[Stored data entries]
-- begin --
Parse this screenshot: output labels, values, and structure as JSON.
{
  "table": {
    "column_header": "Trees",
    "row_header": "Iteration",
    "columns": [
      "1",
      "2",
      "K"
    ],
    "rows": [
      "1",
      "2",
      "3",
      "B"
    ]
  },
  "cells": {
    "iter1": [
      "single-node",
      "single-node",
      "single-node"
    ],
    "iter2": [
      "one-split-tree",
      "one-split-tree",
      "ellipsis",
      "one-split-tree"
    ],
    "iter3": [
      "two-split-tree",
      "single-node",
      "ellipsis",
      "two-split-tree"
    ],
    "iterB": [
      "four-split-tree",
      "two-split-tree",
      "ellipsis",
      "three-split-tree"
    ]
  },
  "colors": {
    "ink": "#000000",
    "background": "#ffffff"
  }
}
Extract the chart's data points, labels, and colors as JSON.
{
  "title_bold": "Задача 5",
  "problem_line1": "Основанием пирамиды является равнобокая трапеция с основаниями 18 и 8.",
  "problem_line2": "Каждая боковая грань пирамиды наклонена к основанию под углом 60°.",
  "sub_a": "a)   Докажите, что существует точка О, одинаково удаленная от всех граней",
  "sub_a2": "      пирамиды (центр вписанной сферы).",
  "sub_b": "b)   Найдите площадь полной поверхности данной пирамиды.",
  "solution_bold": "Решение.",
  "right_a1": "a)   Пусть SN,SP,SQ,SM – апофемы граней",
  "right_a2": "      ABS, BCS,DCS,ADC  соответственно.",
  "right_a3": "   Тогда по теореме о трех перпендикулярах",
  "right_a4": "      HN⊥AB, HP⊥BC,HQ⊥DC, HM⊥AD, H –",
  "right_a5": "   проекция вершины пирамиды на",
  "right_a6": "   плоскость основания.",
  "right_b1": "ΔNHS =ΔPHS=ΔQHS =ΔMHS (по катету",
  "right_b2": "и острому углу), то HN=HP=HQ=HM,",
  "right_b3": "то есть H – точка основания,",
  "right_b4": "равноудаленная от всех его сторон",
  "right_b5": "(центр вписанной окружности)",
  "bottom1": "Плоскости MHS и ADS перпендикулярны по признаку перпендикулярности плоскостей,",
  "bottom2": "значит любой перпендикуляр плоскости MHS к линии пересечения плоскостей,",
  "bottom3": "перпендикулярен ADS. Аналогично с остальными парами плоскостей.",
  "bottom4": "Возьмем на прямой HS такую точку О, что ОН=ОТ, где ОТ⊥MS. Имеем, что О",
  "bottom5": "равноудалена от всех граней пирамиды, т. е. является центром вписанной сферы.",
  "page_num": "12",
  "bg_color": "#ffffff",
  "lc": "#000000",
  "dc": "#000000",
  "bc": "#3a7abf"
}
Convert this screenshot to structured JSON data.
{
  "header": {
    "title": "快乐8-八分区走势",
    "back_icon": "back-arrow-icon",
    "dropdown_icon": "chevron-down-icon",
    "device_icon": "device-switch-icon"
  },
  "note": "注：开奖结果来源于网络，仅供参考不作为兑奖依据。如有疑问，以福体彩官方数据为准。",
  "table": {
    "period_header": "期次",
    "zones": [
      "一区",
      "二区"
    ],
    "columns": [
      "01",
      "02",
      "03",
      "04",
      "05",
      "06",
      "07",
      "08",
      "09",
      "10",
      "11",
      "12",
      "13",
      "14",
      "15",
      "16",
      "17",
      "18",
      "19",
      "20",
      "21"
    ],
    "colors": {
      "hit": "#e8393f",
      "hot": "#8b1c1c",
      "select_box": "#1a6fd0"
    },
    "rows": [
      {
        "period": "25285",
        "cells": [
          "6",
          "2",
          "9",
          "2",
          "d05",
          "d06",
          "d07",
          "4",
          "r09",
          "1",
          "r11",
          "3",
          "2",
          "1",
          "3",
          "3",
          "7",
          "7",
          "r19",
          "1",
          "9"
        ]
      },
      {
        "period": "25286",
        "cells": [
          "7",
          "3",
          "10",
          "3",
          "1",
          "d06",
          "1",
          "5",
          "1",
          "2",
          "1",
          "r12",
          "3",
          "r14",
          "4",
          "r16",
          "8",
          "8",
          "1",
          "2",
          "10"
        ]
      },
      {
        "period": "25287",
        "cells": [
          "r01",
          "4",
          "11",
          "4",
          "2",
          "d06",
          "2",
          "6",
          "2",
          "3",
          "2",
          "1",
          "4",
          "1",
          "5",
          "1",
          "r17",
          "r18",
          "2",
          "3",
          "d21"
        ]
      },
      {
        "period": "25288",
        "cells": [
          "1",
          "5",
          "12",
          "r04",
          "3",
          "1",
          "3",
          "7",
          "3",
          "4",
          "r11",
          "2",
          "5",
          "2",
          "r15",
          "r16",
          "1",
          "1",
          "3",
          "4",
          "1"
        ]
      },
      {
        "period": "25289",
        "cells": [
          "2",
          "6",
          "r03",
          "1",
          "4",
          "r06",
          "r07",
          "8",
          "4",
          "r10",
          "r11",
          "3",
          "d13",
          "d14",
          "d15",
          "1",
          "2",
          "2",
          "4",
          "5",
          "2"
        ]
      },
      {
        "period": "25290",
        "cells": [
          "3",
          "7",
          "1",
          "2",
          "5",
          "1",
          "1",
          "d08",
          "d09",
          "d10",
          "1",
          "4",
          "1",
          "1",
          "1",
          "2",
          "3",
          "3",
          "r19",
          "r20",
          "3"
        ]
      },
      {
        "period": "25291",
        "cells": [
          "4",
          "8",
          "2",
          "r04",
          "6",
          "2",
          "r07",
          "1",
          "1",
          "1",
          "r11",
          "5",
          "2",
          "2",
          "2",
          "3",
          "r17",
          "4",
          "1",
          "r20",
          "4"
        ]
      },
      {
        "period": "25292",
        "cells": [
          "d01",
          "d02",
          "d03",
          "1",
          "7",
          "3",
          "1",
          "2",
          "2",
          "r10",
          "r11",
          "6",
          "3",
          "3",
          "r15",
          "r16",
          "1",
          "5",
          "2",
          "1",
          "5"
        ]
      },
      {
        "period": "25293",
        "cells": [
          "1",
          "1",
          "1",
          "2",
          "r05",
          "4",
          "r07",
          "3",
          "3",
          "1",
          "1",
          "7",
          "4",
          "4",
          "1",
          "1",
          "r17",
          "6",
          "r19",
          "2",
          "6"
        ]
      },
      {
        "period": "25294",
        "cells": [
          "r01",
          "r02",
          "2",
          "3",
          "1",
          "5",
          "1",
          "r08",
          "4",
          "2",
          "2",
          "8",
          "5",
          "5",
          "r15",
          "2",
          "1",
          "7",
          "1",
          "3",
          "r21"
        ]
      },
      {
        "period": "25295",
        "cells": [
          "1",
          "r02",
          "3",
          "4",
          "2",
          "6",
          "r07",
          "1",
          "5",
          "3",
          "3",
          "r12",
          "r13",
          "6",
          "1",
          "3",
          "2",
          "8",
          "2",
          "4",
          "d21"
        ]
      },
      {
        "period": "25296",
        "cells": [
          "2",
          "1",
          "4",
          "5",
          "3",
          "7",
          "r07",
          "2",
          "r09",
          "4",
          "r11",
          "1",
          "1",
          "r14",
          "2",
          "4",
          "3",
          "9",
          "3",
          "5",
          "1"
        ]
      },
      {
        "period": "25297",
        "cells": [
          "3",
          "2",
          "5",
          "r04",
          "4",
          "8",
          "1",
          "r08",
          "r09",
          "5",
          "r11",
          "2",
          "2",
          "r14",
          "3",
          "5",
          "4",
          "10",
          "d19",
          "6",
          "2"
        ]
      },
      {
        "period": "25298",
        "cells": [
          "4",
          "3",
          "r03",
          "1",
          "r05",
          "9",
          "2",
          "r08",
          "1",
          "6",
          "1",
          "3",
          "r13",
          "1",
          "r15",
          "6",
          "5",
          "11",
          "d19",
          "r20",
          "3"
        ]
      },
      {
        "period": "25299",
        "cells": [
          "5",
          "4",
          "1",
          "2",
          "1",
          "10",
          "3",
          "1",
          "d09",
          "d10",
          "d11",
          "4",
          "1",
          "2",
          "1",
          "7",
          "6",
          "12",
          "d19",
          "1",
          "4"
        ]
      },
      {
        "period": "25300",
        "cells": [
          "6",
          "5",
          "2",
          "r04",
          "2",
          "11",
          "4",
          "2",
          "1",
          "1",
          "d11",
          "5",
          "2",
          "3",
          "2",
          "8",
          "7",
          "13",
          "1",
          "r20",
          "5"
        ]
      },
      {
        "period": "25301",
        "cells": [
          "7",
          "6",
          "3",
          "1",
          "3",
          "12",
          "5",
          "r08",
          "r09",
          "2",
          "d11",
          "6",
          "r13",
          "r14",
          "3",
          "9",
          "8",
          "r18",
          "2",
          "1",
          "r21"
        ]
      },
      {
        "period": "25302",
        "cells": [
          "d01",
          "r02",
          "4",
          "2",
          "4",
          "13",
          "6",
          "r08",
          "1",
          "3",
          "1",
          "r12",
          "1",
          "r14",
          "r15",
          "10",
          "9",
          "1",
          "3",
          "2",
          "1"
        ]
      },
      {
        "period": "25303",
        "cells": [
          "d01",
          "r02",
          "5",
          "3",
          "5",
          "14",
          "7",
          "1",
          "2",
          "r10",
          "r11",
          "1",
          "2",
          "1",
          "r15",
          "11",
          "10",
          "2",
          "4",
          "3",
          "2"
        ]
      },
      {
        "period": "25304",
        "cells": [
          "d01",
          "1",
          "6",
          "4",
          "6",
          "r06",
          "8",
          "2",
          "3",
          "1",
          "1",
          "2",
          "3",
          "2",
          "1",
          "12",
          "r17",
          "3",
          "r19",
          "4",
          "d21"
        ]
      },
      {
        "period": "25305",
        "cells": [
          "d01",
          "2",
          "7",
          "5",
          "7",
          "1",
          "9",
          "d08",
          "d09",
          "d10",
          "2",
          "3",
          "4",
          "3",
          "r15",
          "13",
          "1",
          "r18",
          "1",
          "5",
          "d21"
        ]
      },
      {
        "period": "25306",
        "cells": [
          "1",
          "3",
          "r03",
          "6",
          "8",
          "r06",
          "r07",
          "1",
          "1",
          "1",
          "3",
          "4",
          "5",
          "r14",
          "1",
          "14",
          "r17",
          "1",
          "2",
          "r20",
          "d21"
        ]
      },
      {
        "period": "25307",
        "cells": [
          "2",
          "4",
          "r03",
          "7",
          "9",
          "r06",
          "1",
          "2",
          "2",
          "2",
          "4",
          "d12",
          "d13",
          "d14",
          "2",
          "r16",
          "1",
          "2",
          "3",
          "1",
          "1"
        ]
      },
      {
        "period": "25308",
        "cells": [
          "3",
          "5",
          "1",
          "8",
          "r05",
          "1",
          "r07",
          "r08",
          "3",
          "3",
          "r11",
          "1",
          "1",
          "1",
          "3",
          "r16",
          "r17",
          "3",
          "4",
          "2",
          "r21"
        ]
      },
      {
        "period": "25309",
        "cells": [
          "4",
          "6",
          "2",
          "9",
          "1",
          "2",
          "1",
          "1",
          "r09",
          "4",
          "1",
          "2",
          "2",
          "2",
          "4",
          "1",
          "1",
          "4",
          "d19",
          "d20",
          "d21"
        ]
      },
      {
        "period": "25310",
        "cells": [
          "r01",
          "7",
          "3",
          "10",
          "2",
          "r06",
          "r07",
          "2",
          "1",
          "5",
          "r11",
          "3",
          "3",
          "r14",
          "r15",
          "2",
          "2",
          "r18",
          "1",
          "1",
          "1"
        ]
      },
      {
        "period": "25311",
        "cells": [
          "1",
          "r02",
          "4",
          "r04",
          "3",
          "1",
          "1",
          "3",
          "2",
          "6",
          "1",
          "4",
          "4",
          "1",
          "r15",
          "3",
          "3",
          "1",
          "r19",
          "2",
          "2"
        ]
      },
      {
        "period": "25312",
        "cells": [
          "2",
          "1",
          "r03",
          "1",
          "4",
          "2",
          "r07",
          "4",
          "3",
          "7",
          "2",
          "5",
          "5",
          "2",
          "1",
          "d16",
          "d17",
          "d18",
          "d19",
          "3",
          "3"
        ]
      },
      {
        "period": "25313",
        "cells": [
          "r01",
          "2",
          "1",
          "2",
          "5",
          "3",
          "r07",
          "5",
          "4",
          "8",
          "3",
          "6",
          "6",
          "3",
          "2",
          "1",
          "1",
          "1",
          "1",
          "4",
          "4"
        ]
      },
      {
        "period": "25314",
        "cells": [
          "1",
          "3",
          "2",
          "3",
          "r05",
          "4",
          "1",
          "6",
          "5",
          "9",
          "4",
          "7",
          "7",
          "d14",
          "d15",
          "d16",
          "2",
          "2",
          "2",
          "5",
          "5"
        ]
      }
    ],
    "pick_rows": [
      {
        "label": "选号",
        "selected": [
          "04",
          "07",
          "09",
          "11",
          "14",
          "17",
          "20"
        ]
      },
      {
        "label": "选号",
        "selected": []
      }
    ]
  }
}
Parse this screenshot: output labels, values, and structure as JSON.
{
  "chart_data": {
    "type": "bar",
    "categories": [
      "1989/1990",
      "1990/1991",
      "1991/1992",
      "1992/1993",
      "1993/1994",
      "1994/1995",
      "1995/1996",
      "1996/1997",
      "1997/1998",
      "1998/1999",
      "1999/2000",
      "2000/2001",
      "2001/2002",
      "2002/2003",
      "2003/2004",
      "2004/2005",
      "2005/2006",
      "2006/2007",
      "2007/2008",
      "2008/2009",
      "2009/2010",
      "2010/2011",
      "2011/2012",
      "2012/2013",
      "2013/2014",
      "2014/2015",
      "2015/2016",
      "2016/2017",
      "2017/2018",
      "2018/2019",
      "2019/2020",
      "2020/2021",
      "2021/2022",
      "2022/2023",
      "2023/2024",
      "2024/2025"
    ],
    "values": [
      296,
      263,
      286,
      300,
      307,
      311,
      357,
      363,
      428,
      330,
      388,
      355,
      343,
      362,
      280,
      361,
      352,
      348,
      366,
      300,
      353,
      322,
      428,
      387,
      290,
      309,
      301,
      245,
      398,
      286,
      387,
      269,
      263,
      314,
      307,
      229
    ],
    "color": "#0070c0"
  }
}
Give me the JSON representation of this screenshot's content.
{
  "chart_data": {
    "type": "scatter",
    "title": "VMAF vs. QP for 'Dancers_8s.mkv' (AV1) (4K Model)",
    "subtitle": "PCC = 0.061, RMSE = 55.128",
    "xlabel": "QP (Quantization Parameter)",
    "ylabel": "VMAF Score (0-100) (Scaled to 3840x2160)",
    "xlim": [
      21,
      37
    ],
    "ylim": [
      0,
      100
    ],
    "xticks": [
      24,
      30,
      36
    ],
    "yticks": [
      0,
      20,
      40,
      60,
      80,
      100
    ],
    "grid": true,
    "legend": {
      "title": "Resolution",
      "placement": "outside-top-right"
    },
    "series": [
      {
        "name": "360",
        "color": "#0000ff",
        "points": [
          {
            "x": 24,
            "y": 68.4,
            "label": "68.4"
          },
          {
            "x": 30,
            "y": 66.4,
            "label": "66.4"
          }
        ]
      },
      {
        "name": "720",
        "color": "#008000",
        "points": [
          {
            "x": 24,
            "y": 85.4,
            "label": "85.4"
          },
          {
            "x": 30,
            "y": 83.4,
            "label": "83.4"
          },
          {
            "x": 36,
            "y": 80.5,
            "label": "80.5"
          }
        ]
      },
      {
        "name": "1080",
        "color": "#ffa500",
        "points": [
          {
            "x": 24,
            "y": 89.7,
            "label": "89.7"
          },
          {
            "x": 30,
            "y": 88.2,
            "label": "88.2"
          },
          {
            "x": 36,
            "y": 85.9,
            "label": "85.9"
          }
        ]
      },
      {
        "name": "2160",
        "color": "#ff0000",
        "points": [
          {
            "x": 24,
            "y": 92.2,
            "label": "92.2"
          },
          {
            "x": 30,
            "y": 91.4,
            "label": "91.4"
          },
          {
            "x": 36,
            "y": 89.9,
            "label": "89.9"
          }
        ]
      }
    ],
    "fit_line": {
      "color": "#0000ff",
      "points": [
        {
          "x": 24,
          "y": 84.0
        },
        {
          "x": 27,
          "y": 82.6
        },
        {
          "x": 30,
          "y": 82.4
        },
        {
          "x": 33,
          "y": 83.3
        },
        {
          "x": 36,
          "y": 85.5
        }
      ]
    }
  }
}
-- end --
_TASK TO CARRY OUT_
Copy, from the material, each line that holds the string "colors".

_SOLVED PROBLEM_
  "colors": {
Extract the chart's data points, labels, and colors as JSON.
    "colors": {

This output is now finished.